Look through the data below and count each line where the word "affecting" appears. Reply with the count alone.

── Records supplied

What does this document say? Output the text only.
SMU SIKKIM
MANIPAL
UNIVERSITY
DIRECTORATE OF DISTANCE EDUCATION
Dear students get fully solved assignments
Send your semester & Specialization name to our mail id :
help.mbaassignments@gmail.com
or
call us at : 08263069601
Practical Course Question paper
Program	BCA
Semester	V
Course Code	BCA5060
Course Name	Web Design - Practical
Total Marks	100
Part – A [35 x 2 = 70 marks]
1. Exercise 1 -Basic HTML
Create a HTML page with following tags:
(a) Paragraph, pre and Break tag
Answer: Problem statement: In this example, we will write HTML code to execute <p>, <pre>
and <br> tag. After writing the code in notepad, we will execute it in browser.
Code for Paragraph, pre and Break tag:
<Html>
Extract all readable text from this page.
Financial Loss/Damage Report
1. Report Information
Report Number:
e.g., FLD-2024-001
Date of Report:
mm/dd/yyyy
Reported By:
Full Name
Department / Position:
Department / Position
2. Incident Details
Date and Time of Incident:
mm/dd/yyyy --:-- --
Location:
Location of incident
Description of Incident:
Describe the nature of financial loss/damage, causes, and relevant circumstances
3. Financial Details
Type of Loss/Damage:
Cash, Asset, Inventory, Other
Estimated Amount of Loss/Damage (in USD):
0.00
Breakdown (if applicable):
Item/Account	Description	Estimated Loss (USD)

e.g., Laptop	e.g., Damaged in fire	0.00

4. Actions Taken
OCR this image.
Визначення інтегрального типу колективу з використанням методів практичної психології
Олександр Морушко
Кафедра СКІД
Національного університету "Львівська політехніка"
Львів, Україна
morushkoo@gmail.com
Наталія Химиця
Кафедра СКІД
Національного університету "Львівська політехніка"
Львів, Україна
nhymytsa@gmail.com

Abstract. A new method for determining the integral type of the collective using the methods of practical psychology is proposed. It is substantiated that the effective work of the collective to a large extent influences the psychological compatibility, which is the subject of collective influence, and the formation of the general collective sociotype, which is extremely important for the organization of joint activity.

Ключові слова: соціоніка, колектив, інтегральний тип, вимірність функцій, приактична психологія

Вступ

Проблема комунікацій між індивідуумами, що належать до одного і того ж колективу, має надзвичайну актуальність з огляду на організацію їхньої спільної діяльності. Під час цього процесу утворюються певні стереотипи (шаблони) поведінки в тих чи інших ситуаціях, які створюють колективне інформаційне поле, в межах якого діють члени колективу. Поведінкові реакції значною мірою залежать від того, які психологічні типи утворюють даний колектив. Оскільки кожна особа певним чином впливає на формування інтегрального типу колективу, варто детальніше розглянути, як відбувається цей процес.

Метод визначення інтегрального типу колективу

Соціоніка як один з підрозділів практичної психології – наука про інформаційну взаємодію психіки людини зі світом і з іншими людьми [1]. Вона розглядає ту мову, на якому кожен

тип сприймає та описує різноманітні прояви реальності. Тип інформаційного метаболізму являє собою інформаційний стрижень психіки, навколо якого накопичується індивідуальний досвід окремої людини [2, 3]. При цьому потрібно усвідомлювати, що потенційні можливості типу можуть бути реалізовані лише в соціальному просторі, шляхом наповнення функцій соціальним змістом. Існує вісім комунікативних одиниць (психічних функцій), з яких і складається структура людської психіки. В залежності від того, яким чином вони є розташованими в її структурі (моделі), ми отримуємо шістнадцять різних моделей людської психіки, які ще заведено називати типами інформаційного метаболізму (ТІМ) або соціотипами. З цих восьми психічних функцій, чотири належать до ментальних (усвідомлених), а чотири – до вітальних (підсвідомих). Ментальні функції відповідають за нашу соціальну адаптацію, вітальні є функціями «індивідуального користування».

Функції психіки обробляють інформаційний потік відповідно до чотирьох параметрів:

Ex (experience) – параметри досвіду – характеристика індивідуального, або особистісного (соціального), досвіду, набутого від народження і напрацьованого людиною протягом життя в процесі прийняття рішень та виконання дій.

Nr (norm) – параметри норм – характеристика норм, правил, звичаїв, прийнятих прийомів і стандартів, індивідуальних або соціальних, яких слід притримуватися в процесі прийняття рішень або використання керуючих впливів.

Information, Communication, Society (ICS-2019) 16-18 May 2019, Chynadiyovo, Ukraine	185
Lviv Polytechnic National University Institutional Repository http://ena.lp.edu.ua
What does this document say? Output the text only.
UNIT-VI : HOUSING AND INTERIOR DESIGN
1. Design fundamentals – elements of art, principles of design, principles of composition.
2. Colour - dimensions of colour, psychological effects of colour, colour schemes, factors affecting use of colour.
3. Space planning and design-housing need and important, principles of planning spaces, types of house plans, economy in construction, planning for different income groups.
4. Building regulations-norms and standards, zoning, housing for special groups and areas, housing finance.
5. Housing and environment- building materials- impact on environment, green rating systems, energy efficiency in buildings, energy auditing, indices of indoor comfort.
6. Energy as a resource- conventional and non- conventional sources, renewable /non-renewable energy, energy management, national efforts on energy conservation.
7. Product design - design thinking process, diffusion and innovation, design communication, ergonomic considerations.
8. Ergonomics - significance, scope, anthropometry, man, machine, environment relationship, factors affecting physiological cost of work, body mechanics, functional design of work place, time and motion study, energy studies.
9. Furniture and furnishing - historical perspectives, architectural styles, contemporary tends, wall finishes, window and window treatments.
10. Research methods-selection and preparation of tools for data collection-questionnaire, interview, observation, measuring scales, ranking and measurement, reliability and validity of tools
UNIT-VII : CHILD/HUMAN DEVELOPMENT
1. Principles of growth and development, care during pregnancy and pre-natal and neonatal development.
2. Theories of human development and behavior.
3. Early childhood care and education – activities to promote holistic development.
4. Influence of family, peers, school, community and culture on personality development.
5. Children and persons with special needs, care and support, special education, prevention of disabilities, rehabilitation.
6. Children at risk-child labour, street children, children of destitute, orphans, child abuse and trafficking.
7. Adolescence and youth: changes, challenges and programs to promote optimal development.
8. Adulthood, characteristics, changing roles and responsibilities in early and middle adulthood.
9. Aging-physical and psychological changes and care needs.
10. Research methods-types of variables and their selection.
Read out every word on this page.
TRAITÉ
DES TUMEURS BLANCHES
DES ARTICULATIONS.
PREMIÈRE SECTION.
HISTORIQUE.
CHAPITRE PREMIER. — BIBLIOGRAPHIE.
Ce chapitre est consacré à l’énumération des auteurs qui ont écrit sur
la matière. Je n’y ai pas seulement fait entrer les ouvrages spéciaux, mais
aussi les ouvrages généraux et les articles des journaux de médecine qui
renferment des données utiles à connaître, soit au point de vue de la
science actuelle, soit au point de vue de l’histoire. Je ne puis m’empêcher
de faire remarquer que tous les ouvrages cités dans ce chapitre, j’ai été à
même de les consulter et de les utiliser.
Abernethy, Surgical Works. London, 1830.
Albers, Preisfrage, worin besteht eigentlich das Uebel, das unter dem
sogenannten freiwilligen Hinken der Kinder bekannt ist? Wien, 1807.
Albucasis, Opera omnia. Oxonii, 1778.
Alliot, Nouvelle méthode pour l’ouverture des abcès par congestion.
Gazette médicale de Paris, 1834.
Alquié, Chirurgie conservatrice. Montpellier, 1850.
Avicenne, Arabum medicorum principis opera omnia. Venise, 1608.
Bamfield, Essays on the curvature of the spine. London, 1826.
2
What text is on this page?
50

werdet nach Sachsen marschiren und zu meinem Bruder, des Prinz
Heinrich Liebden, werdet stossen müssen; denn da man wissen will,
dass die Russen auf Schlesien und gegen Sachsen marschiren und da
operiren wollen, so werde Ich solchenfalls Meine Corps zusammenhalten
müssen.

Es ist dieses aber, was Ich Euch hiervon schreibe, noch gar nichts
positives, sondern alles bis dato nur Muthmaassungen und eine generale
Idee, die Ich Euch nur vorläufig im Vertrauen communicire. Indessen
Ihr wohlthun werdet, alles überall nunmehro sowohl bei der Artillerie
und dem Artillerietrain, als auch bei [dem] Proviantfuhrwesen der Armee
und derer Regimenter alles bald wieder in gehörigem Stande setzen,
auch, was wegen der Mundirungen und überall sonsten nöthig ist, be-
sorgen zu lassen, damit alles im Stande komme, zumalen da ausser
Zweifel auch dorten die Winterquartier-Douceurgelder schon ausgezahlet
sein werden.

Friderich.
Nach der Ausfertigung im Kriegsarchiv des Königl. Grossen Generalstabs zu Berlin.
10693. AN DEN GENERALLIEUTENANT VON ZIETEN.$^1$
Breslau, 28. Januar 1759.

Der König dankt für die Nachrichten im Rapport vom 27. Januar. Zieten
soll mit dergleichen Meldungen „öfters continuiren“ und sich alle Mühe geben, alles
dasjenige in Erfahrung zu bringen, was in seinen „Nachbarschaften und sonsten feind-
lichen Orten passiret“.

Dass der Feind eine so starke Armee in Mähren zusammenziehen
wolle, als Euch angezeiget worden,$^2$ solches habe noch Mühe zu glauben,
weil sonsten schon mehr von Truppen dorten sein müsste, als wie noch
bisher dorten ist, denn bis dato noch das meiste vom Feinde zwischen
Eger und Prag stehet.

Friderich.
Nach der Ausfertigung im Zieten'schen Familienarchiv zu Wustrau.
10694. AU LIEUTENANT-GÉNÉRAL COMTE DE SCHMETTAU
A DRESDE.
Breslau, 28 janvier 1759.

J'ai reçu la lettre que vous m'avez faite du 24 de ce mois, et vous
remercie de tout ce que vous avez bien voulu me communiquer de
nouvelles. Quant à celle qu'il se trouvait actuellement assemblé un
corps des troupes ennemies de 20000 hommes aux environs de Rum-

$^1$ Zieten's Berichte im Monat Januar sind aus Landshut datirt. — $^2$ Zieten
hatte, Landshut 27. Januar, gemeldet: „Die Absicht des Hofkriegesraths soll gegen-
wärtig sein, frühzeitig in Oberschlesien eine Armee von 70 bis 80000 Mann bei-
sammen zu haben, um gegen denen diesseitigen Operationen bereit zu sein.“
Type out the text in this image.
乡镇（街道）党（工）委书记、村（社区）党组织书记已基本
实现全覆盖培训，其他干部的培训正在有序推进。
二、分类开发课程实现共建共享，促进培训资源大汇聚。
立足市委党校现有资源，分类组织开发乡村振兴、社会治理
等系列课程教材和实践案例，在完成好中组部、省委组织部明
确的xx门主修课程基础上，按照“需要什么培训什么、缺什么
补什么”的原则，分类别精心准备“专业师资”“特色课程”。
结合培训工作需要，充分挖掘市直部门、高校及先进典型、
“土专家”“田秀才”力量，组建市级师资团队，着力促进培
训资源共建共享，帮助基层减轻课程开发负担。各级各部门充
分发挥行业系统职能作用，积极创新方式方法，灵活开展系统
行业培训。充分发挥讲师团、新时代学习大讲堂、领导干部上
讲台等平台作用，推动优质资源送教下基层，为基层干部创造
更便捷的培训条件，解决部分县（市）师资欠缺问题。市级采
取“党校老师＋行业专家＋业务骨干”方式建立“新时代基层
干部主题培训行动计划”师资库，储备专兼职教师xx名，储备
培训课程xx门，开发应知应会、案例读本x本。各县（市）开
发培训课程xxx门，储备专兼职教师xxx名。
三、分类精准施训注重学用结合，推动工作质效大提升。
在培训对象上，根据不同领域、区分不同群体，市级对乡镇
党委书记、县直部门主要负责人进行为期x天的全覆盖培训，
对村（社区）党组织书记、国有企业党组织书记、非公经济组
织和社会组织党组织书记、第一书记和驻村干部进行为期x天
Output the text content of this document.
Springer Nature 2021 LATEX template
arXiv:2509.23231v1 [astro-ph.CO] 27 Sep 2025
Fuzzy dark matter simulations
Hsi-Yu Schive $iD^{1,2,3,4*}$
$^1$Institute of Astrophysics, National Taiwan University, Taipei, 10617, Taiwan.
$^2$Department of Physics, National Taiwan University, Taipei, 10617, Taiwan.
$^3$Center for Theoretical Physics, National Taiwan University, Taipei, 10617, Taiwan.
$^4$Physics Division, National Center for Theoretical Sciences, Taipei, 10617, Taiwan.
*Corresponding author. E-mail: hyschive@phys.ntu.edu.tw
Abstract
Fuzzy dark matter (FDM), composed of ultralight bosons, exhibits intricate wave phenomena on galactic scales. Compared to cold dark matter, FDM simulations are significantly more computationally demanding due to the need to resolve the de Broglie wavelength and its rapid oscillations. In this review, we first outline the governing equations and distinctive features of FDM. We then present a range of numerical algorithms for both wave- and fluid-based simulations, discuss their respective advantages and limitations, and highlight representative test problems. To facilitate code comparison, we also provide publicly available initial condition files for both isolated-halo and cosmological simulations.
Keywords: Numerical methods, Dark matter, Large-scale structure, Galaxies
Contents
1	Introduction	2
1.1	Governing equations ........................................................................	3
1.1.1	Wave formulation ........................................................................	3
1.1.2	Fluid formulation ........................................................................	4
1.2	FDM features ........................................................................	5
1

────

_Solution for this task_: 2